XIX. yüzyılda Oryantalizm, “bir yandan Avrupa’nın sömürge siyasetinin gelişmesi, öte yandan bu dönemde bilimsel düşüncenin –doğa bilimlerinden ziyade beşerî bilimlerin- elde ettiği başarılar sayesinde gelişmişti.”10 Aynı yüzyılın başlarında Batılı ülkelerde, Doğu araştırmaları yapmak amacıyla pek çok bilimsel dernek kurulduğunu görüyoruz. İngiliz Krallık Asya Cemiyeti (1815), Fransız Asya Cemiyeti (1822), Alman Şark Ülkeleri Cemiyeti (1837) bu yolda ilk adımlardır. Yüzyılın ikinci yarısında diğer Avrupa ülkelerinde de benzeri dernekler kurulmuştur. 1873’den itibaren ise belirli aralıklarla Uluslararası Oryantalistler Kongresi toplanmıştır. Fakat 1973’te Paris’te toplanan 29. Uluslararası Oryantalistler Kongresi’nde “Oryantalist” terimi resmen bırakılmıştır11.
Türk dilinin akademik kurumlarda okutulması, gerek Türkoloji araştırmalarının gelişmesi, gerekse yetkin Türkologların yetişmesi açısından önemli bir aşama olmuştur. Türk dili, ilk kez Budapeşte Üniversitesi’nde Jean Repicsity tarafından okutulmaya başlamıştır. İlk Türkoloji kürsüsü de 1870’de Macaristan’da kurulmuştur. Macaristan’da Türkolojinin Macarların ulusal kimliklerini yoğun bir şekilde araştırmaya giriştikleri dönemde kurulmuş olması12 dikkat çekicidir. Macarların, kendi lisan ve tarihlerinin Doğulu kökenlerine gösterdikleri ilgi önemli araştırmalara yol açmıştır. Macarlar, Macarca ile Türk dilleri arasındaki genetik bağları ve geçmişin anıtlarını incelemek amacıyla, Türklerin yaşadıkları bölgelere inceleme gezileri düzenlemişler, arkeolojik kazılar yapmışlar ve Macarların kökenleri ve medeniyet düzeyleri konularında önemli eserler vermişlerdir13.
###
# Görev Özeti 1
Satırların başından "chart-d-xlabel: Wavelength (nm)" ifadesinin geçtiği satıra kadar (bu satır da dahil) olan satırları, "Input facet" yerine "Output facet" koyarak güncelleyin; başka hiçbir şeyi değiştirmeyin.

# Görev Verileri
###
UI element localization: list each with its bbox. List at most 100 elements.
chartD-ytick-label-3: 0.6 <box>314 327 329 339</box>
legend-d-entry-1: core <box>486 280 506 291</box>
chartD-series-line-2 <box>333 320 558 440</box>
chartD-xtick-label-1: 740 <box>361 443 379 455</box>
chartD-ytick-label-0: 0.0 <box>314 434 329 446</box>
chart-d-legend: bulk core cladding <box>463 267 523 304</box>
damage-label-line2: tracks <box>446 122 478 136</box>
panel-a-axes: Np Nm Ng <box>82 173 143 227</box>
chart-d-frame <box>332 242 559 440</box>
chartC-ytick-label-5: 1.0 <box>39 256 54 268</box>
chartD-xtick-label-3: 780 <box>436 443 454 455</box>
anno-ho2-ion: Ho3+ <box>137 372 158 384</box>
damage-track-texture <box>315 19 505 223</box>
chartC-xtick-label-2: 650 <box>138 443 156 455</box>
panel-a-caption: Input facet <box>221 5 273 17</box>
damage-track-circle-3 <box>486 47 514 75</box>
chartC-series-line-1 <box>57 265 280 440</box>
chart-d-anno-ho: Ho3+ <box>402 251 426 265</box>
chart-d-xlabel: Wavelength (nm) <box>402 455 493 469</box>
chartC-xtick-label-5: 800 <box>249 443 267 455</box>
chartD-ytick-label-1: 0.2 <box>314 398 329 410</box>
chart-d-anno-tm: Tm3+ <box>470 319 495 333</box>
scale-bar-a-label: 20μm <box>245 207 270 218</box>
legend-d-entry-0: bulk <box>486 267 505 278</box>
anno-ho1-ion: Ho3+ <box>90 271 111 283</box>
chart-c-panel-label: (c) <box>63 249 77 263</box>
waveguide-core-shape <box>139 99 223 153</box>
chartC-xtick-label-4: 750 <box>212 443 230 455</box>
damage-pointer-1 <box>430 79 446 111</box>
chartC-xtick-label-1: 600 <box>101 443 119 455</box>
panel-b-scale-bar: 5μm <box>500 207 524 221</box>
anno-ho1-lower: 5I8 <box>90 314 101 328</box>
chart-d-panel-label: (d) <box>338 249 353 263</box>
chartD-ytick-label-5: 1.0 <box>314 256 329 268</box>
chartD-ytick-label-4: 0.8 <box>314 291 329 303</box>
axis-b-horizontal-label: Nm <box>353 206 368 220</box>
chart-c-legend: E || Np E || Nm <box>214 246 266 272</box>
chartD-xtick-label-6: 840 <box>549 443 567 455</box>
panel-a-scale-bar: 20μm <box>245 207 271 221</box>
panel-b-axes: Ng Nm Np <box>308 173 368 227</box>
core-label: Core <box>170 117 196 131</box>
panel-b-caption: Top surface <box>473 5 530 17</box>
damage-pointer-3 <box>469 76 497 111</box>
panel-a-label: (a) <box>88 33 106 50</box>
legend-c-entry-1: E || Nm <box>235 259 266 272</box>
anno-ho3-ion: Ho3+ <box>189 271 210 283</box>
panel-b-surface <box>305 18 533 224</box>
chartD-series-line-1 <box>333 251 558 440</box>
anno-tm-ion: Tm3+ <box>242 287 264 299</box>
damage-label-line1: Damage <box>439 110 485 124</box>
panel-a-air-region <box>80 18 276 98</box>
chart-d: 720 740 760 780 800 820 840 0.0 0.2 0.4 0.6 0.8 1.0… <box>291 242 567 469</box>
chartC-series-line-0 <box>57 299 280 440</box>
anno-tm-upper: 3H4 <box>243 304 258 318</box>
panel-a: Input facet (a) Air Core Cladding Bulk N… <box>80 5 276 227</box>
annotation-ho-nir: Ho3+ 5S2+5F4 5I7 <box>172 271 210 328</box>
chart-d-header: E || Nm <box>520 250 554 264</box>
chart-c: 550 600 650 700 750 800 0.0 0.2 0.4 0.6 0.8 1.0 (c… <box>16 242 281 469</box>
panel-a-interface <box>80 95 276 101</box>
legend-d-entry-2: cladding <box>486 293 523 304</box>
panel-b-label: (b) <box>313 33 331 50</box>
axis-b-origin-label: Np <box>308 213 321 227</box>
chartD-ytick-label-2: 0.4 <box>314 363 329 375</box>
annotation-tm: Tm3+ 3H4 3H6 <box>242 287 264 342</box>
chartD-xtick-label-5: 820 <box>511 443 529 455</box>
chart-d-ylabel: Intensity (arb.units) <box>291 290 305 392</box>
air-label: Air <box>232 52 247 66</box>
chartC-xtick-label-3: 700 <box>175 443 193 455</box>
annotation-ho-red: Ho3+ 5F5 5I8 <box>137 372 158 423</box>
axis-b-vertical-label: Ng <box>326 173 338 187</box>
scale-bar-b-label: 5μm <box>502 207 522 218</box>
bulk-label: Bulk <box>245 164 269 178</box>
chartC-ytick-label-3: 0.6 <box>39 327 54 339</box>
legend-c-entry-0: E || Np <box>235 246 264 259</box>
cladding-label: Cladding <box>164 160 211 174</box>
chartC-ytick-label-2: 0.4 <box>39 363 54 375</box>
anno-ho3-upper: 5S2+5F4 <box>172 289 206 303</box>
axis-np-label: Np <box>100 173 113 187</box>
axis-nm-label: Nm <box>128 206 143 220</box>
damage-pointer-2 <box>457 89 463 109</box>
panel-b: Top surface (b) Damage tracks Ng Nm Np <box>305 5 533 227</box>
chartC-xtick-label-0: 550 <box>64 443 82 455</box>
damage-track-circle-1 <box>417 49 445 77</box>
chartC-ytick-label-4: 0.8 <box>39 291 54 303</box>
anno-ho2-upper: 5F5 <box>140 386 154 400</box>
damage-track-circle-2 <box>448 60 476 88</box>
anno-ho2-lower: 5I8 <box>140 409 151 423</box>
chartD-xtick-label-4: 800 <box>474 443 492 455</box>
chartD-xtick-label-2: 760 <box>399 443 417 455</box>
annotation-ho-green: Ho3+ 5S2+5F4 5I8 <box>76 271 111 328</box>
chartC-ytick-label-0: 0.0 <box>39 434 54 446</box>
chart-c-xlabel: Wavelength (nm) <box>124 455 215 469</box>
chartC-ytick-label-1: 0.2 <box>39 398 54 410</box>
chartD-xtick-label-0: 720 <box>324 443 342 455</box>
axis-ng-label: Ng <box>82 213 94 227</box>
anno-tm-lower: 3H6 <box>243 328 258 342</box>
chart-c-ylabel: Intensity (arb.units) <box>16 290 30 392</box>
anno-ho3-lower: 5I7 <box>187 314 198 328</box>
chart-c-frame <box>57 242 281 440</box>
###
# Görev Özeti 2
Oryantalizm ve Türkoloji konulu metni baştan sona hiçbir değişiklik yapmadan kopyalayın.

# Tam Cevap 1
UI element localization: list each with its bbox. List at most 100 elements.
chartD-ytick-label-3: 0.6 <box>314 327 329 339</box>
legend-d-entry-1: core <box>486 280 506 291</box>
chartD-series-line-2 <box>333 320 558 440</box>
chartD-xtick-label-1: 740 <box>361 443 379 455</box>
chartD-ytick-label-0: 0.0 <box>314 434 329 446</box>
chart-d-legend: bulk core cladding <box>463 267 523 304</box>
damage-label-line2: tracks <box>446 122 478 136</box>
panel-a-axes: Np Nm Ng <box>82 173 143 227</box>
chart-d-frame <box>332 242 559 440</box>
chartC-ytick-label-5: 1.0 <box>39 256 54 268</box>
chartD-xtick-label-3: 780 <box>436 443 454 455</box>
anno-ho2-ion: Ho3+ <box>137 372 158 384</box>
damage-track-texture <box>315 19 505 223</box>
chartC-xtick-label-2: 650 <box>138 443 156 455</box>
panel-a-caption: Output facet <box>221 5 273 17</box>
damage-track-circle-3 <box>486 47 514 75</box>
chartC-series-line-1 <box>57 265 280 440</box>
chart-d-anno-ho: Ho3+ <box>402 251 426 265</box>
chart-d-xlabel: Wavelength (nm) <box>402 455 493 469</box>

# Tam Cevap 2
XIX. yüzyılda Oryantalizm, “bir yandan Avrupa’nın sömürge siyasetinin gelişmesi, öte yandan bu dönemde bilimsel düşüncenin –doğa bilimlerinden ziyade beşerî bilimlerin- elde ettiği başarılar sayesinde gelişmişti.”10 Aynı yüzyılın başlarında Batılı ülkelerde, Doğu araştırmaları yapmak amacıyla pek çok bilimsel dernek kurulduğunu görüyoruz. İngiliz Krallık Asya Cemiyeti (1815), Fransız Asya Cemiyeti (1822), Alman Şark Ülkeleri Cemiyeti (1837) bu yolda ilk adımlardır. Yüzyılın ikinci yarısında diğer Avrupa ülkelerinde de benzeri dernekler kurulmuştur. 1873’den itibaren ise belirli aralıklarla Uluslararası Oryantalistler Kongresi toplanmıştır. Fakat 1973’te Paris’te toplanan 29. Uluslararası Oryantalistler Kongresi’nde “Oryantalist” terimi resmen bırakılmıştır11.
Türk dilinin akademik kurumlarda okutulması, gerek Türkoloji araştırmalarının gelişmesi, gerekse yetkin Türkologların yetişmesi açısından önemli bir aşama olmuştur. Türk dili, ilk kez Budapeşte Üniversitesi’nde Jean Repicsity tarafından okutulmaya başlamıştır. İlk Türkoloji kürsüsü de 1870’de Macaristan’da kurulmuştur. Macaristan’da Türkolojinin Macarların ulusal kimliklerini yoğun bir şekilde araştırmaya giriştikleri dönemde kurulmuş olması12 dikkat çekicidir. Macarların, kendi lisan ve tarihlerinin Doğulu kökenlerine gösterdikleri ilgi önemli araştırmalara yol açmıştır. Macarlar, Macarca ile Türk dilleri arasındaki genetik bağları ve geçmişin anıtlarını incelemek amacıyla, Türklerin yaşadıkları bölgelere inceleme gezileri düzenlemişler, arkeolojik kazılar yapmışlar ve Macarların kökenleri ve medeniyet düzeyleri konularında önemli eserler vermişlerdir13.